- WRITTEN PROBLEM -
Write out every record below exactly as it appears.

— BEGIN THE RECORDS —

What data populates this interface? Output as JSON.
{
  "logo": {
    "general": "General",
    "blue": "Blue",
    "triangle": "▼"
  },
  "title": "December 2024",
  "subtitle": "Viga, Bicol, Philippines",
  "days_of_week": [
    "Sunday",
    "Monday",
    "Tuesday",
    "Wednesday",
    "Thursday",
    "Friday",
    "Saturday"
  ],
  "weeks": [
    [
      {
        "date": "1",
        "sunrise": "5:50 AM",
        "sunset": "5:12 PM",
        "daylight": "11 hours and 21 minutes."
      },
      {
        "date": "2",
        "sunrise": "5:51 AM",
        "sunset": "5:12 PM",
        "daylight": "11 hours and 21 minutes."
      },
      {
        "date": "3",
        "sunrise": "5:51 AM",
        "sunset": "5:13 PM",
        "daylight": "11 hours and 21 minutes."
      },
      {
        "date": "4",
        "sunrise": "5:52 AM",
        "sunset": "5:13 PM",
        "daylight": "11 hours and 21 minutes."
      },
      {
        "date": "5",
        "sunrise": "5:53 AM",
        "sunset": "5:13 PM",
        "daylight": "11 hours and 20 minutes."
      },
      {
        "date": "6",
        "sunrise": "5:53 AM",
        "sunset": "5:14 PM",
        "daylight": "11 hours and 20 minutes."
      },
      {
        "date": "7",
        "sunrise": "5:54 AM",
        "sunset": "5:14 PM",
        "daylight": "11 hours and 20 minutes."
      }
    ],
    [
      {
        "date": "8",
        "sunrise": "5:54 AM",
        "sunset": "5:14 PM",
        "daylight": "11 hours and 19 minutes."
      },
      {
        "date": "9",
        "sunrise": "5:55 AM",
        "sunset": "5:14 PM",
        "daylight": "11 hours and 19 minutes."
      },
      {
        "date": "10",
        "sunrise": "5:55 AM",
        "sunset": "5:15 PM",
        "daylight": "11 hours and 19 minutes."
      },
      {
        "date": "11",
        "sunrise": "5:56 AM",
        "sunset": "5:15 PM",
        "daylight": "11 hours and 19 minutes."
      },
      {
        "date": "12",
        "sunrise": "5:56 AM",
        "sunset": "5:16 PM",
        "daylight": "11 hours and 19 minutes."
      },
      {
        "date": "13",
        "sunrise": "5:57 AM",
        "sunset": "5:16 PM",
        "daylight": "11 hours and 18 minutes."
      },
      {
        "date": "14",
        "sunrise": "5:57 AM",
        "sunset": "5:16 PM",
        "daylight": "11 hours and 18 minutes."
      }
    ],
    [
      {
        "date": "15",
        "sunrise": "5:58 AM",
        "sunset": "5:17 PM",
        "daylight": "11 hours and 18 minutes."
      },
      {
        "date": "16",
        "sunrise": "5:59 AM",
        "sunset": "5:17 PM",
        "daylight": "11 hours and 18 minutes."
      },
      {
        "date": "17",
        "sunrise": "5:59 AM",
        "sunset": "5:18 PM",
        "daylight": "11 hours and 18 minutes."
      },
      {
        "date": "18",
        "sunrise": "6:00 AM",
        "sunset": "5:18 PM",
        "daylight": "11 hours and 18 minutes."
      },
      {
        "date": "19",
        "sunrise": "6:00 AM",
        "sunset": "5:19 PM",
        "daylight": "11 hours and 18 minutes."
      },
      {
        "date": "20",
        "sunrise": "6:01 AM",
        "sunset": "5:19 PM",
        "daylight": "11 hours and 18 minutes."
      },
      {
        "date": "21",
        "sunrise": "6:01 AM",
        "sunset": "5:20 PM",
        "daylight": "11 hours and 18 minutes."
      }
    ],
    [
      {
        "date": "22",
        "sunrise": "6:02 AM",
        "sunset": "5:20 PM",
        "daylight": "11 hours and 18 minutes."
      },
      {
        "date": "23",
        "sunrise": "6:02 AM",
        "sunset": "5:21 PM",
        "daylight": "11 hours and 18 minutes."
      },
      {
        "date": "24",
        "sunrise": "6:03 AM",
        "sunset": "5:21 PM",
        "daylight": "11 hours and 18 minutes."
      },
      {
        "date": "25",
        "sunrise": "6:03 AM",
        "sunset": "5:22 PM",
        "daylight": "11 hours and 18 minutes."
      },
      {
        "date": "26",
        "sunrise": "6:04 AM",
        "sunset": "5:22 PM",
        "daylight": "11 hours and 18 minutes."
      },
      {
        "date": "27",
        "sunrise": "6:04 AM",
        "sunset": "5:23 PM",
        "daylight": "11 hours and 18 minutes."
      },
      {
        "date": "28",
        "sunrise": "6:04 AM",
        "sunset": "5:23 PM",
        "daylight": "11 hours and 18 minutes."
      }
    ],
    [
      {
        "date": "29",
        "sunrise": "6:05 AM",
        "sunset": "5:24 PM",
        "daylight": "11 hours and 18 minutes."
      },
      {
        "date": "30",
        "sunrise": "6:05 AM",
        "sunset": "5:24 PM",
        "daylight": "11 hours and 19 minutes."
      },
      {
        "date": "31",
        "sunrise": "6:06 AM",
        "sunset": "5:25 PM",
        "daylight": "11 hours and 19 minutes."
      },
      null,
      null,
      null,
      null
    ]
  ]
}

— END THE RECORDS —

- ANSWER TO THE PROBLEM -
What data populates this interface? Output as JSON.
{
  "logo": {
    "general": "General",
    "blue": "Blue",
    "triangle": "▼"
  },
  "title": "December 2024",
  "subtitle": "Viga, Bicol, Philippines",
  "days_of_week": [
    "Sunday",
    "Monday",
    "Tuesday",
    "Wednesday",
    "Thursday",
    "Friday",
    "Saturday"
  ],
  "weeks": [
    [
      {
        "date": "1",
        "sunrise": "5:50 AM",
        "sunset": "5:12 PM",
        "daylight": "11 hours and 21 minutes."
      },
      {
        "date": "2",
        "sunrise": "5:51 AM",
        "sunset": "5:12 PM",
        "daylight": "11 hours and 21 minutes."
      },
      {
        "date": "3",
        "sunrise": "5:51 AM",
        "sunset": "5:13 PM",
        "daylight": "11 hours and 21 minutes."
      },
      {
        "date": "4",
        "sunrise": "5:52 AM",
        "sunset": "5:13 PM",
        "daylight": "11 hours and 21 minutes."
      },
      {
        "date": "5",
        "sunrise": "5:53 AM",
        "sunset": "5:13 PM",
        "daylight": "11 hours and 20 minutes."
      },
      {
        "date": "6",
        "sunrise": "5:53 AM",
        "sunset": "5:14 PM",
        "daylight": "11 hours and 20 minutes."
      },
      {
        "date": "7",
        "sunrise": "5:54 AM",
        "sunset": "5:14 PM",
        "daylight": "11 hours and 20 minutes."
      }
    ],
    [
      {
        "date": "8",
        "sunrise": "5:54 AM",
        "sunset": "5:14 PM",
        "daylight": "11 hours and 19 minutes."
      },
      {
        "date": "9",
        "sunrise": "5:55 AM",
        "sunset": "5:14 PM",
        "daylight": "11 hours and 19 minutes."
      },
      {
        "date": "10",
        "sunrise": "5:55 AM",
        "sunset": "5:15 PM",
        "daylight": "11 hours and 19 minutes."
      },
      {
        "date": "11",
        "sunrise": "5:56 AM",
        "sunset": "5:15 PM",
        "daylight": "11 hours and 19 minutes."
      },
      {
        "date": "12",
        "sunrise": "5:56 AM",
        "sunset": "5:16 PM",
        "daylight": "11 hours and 19 minutes."
      },
      {
        "date": "13",
        "sunrise": "5:57 AM",
        "sunset": "5:16 PM",
        "daylight": "11 hours and 18 minutes."
      },
      {
        "date": "14",
        "sunrise": "5:57 AM",
        "sunset": "5:16 PM",
        "daylight": "11 hours and 18 minutes."
      }
    ],
    [
      {
        "date": "15",
        "sunrise": "5:58 AM",
        "sunset": "5:17 PM",
        "daylight": "11 hours and 18 minutes."
      },
      {
        "date": "16",
        "sunrise": "5:59 AM",
        "sunset": "5:17 PM",
        "daylight": "11 hours and 18 minutes."
      },
      {
        "date": "17",
        "sunrise": "5:59 AM",
        "sunset": "5:18 PM",
        "daylight": "11 hours and 18 minutes."
      },
      {
        "date": "18",
        "sunrise": "6:00 AM",
        "sunset": "5:18 PM",
        "daylight": "11 hours and 18 minutes."
      },
      {
        "date": "19",
        "sunrise": "6:00 AM",
        "sunset": "5:19 PM",
        "daylight": "11 hours and 18 minutes."
      },
      {
        "date": "20",
        "sunrise": "6:01 AM",
        "sunset": "5:19 PM",
        "daylight": "11 hours and 18 minutes."
      },
      {
        "date": "21",
        "sunrise": "6:01 AM",
        "sunset": "5:20 PM",
        "daylight": "11 hours and 18 minutes."
      }
    ],
    [
      {
        "date": "22",
        "sunrise": "6:02 AM",
        "sunset": "5:20 PM",
        "daylight": "11 hours and 18 minutes."
      },
      {
        "date": "23",
        "sunrise": "6:02 AM",
        "sunset": "5:21 PM",
        "daylight": "11 hours and 18 minutes."
      },
      {
        "date": "24",
        "sunrise": "6:03 AM",
        "sunset": "5:21 PM",
        "daylight": "11 hours and 18 minutes."
      },
      {
        "date": "25",
        "sunrise": "6:03 AM",
        "sunset": "5:22 PM",
        "daylight": "11 hours and 18 minutes."
      },
      {
        "date": "26",
        "sunrise": "6:04 AM",
        "sunset": "5:22 PM",
        "daylight": "11 hours and 18 minutes."
      },
      {
        "date": "27",
        "sunrise": "6:04 AM",
        "sunset": "5:23 PM",
        "daylight": "11 hours and 18 minutes."
      },
      {
        "date": "28",
        "sunrise": "6:04 AM",
        "sunset": "5:23 PM",
        "daylight": "11 hours and 18 minutes."
      }
    ],
    [
      {
        "date": "29",
        "sunrise": "6:05 AM",
        "sunset": "5:24 PM",
        "daylight": "11 hours and 18 minutes."
      },
      {
        "date": "30",
        "sunrise": "6:05 AM",
        "sunset": "5:24 PM",
        "daylight": "11 hours and 19 minutes."
      },
      {
        "date": "31",
        "sunrise": "6:06 AM",
        "sunset": "5:25 PM",
        "daylight": "11 hours and 19 minutes."
      },
      null,
      null,
      null,
      null
    ]
  ]
}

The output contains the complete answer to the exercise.